== To do ==
Copy every record below exactly as written, but leave out the pictures.

==================================================

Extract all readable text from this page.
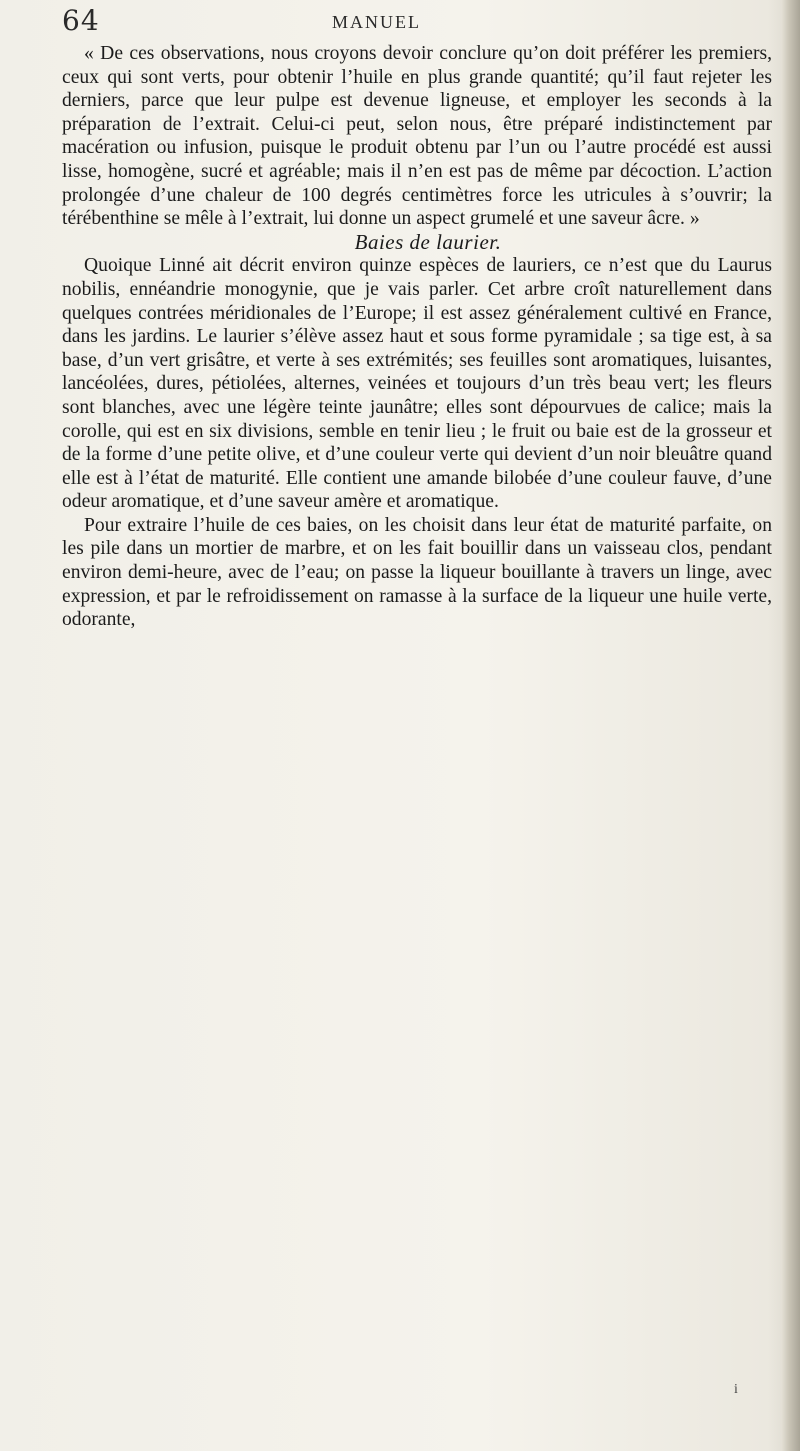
64	MANUEL

« De ces observations, nous croyons devoir conclure qu’on doit préférer les premiers, ceux qui sont verts, pour obtenir l’huile en plus grande quantité; qu’il faut rejeter les derniers, parce que leur pulpe est devenue ligneuse, et employer les seconds à la préparation de l’extrait. Celui-ci peut, selon nous, être préparé indistinctement par macération ou infusion, puisque le produit obtenu par l’un ou l’autre procédé est aussi lisse, homogène, sucré et agréable; mais il n’en est pas de même par décoction. L’action prolongée d’une chaleur de 100 degrés centimètres force les utricules à s’ouvrir; la térébenthine se mêle à l’extrait, lui donne un aspect grumelé et une saveur âcre. »

Baies de laurier.

Quoique Linné ait décrit environ quinze espèces de lauriers, ce n’est que du Laurus nobilis, ennéandrie monogynie, que je vais parler. Cet arbre croît naturellement dans quelques contrées méridionales de l’Europe; il est assez généralement cultivé en France, dans les jardins. Le laurier s’élève assez haut et sous forme pyramidale ; sa tige est, à sa base, d’un vert grisâtre, et verte à ses extrémités; ses feuilles sont aromatiques, luisantes, lancéolées, dures, pétiolées, alternes, veinées et toujours d’un très beau vert; les fleurs sont blanches, avec une légère teinte jaunâtre; elles sont dépourvues de calice; mais la corolle, qui est en six divisions, semble en tenir lieu ; le fruit ou baie est de la grosseur et de la forme d’une petite olive, et d’une couleur verte qui devient d’un noir bleuâtre quand elle est à l’état de maturité. Elle contient une amande bilobée d’une couleur fauve, d’une odeur aromatique, et d’une saveur amère et aromatique.

Pour extraire l’huile de ces baies, on les choisit dans leur état de maturité parfaite, on les pile dans un mortier de marbre, et on les fait bouillir dans un vaisseau clos, pendant environ demi-heure, avec de l’eau; on passe la liqueur bouillante à travers un linge, avec expression, et par le refroidissement on ramasse à la surface de la liqueur une huile verte, odorante,

i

==================================================

== Result of this task ==
Extract all readable text from this page.
64	MANUEL

« De ces observations, nous croyons devoir conclure qu’on doit préférer les premiers, ceux qui sont verts, pour obtenir l’huile en plus grande quantité; qu’il faut rejeter les derniers, parce que leur pulpe est devenue ligneuse, et employer les seconds à la préparation de l’extrait. Celui-ci peut, selon nous, être préparé indistinctement par macération ou infusion, puisque le produit obtenu par l’un ou l’autre procédé est aussi lisse, homogène, sucré et agréable; mais il n’en est pas de même par décoction. L’action prolongée d’une chaleur de 100 degrés centimètres force les utricules à s’ouvrir; la térébenthine se mêle à l’extrait, lui donne un aspect grumelé et une saveur âcre. »

Baies de laurier.

Quoique Linné ait décrit environ quinze espèces de lauriers, ce n’est que du Laurus nobilis, ennéandrie monogynie, que je vais parler. Cet arbre croît naturellement dans quelques contrées méridionales de l’Europe; il est assez généralement cultivé en France, dans les jardins. Le laurier s’élève assez haut et sous forme pyramidale ; sa tige est, à sa base, d’un vert grisâtre, et verte à ses extrémités; ses feuilles sont aromatiques, luisantes, lancéolées, dures, pétiolées, alternes, veinées et toujours d’un très beau vert; les fleurs sont blanches, avec une légère teinte jaunâtre; elles sont dépourvues de calice; mais la corolle, qui est en six divisions, semble en tenir lieu ; le fruit ou baie est de la grosseur et de la forme d’une petite olive, et d’une couleur verte qui devient d’un noir bleuâtre quand elle est à l’état de maturité. Elle contient une amande bilobée d’une couleur fauve, d’une odeur aromatique, et d’une saveur amère et aromatique.

Pour extraire l’huile de ces baies, on les choisit dans leur état de maturité parfaite, on les pile dans un mortier de marbre, et on les fait bouillir dans un vaisseau clos, pendant environ demi-heure, avec de l’eau; on passe la liqueur bouillante à travers un linge, avec expression, et par le refroidissement on ramasse à la surface de la liqueur une huile verte, odorante,

i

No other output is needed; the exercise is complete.